◆ **Input data**:
═══
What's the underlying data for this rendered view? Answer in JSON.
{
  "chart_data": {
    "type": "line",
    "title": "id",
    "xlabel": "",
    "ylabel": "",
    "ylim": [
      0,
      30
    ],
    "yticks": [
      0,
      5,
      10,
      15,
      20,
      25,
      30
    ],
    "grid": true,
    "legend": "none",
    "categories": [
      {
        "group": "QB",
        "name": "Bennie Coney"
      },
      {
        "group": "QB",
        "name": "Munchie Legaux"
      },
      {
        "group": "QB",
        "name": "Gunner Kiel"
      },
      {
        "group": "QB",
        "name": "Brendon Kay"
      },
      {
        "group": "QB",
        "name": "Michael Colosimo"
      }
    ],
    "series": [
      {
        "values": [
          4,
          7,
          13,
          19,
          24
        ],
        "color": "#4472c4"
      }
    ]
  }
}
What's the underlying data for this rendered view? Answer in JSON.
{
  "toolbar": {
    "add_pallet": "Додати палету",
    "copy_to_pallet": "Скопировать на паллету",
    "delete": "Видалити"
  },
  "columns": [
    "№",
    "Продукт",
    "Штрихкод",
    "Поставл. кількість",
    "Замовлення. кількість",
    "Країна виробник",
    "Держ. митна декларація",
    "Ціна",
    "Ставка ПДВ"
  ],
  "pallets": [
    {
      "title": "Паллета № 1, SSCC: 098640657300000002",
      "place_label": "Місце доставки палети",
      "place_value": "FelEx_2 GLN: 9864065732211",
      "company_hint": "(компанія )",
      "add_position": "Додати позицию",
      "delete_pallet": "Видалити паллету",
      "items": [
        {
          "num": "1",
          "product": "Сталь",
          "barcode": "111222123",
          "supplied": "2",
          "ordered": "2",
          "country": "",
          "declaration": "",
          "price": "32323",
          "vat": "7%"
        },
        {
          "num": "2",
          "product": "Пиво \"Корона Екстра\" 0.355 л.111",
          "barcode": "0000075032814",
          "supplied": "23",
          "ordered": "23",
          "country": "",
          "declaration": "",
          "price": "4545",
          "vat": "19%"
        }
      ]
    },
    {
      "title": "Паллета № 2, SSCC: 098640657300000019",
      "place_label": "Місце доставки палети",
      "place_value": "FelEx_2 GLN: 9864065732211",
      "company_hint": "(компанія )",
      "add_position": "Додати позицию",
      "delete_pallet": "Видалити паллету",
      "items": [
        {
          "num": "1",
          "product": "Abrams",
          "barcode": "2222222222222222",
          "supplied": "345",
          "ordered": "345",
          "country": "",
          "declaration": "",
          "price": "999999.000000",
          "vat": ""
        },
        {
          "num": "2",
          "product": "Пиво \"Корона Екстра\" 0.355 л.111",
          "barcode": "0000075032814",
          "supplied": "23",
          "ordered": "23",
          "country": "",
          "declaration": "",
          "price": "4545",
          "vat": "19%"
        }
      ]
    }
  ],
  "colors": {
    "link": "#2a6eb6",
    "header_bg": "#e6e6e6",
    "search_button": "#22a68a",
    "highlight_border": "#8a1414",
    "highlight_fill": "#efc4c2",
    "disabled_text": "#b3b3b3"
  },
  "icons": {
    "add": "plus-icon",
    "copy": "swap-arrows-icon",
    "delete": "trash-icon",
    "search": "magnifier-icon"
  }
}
═══
◆ **What is asked**:
Using the entries above, please restate each one word for word.

◆ **Exercise solution**:
What's the underlying data for this rendered view? Answer in JSON.
{
  "chart_data": {
    "type": "line",
    "title": "id",
    "xlabel": "",
    "ylabel": "",
    "ylim": [
      0,
      30
    ],
    "yticks": [
      0,
      5,
      10,
      15,
      20,
      25,
      30
    ],
    "grid": true,
    "legend": "none",
    "categories": [
      {
        "group": "QB",
        "name": "Bennie Coney"
      },
      {
        "group": "QB",
        "name": "Munchie Legaux"
      },
      {
        "group": "QB",
        "name": "Gunner Kiel"
      },
      {
        "group": "QB",
        "name": "Brendon Kay"
      },
      {
        "group": "QB",
        "name": "Michael Colosimo"
      }
    ],
    "series": [
      {
        "values": [
          4,
          7,
          13,
          19,
          24
        ],
        "color": "#4472c4"
      }
    ]
  }
}
What's the underlying data for this rendered view? Answer in JSON.
{
  "toolbar": {
    "add_pallet": "Додати палету",
    "copy_to_pallet": "Скопировать на паллету",
    "delete": "Видалити"
  },
  "columns": [
    "№",
    "Продукт",
    "Штрихкод",
    "Поставл. кількість",
    "Замовлення. кількість",
    "Країна виробник",
    "Держ. митна декларація",
    "Ціна",
    "Ставка ПДВ"
  ],
  "pallets": [
    {
      "title": "Паллета № 1, SSCC: 098640657300000002",
      "place_label": "Місце доставки палети",
      "place_value": "FelEx_2 GLN: 9864065732211",
      "company_hint": "(компанія )",
      "add_position": "Додати позицию",
      "delete_pallet": "Видалити паллету",
      "items": [
        {
          "num": "1",
          "product": "Сталь",
          "barcode": "111222123",
          "supplied": "2",
          "ordered": "2",
          "country": "",
          "declaration": "",
          "price": "32323",
          "vat": "7%"
        },
        {
          "num": "2",
          "product": "Пиво \"Корона Екстра\" 0.355 л.111",
          "barcode": "0000075032814",
          "supplied": "23",
          "ordered": "23",
          "country": "",
          "declaration": "",
          "price": "4545",
          "vat": "19%"
        }
      ]
    },
    {
      "title": "Паллета № 2, SSCC: 098640657300000019",
      "place_label": "Місце доставки палети",
      "place_value": "FelEx_2 GLN: 9864065732211",
      "company_hint": "(компанія )",
      "add_position": "Додати позицию",
      "delete_pallet": "Видалити паллету",
      "items": [
        {
          "num": "1",
          "product": "Abrams",
          "barcode": "2222222222222222",
          "supplied": "345",
          "ordered": "345",
          "country": "",
          "declaration": "",
          "price": "999999.000000",
          "vat": ""
        },
        {
          "num": "2",
          "product": "Пиво \"Корона Екстра\" 0.355 л.111",
          "barcode": "0000075032814",
          "supplied": "23",
          "ordered": "23",
          "country": "",
          "declaration": "",
          "price": "4545",
          "vat": "19%"
        }
      ]
    }
  ],
  "colors": {
    "link": "#2a6eb6",
    "header_bg": "#e6e6e6",
    "search_button": "#22a68a",
    "highlight_border": "#8a1414",
    "highlight_fill": "#efc4c2",
    "disabled_text": "#b3b3b3"
  },
  "icons": {
    "add": "plus-icon",
    "copy": "swap-arrows-icon",
    "delete": "trash-icon",
    "search": "magnifier-icon"
  }
}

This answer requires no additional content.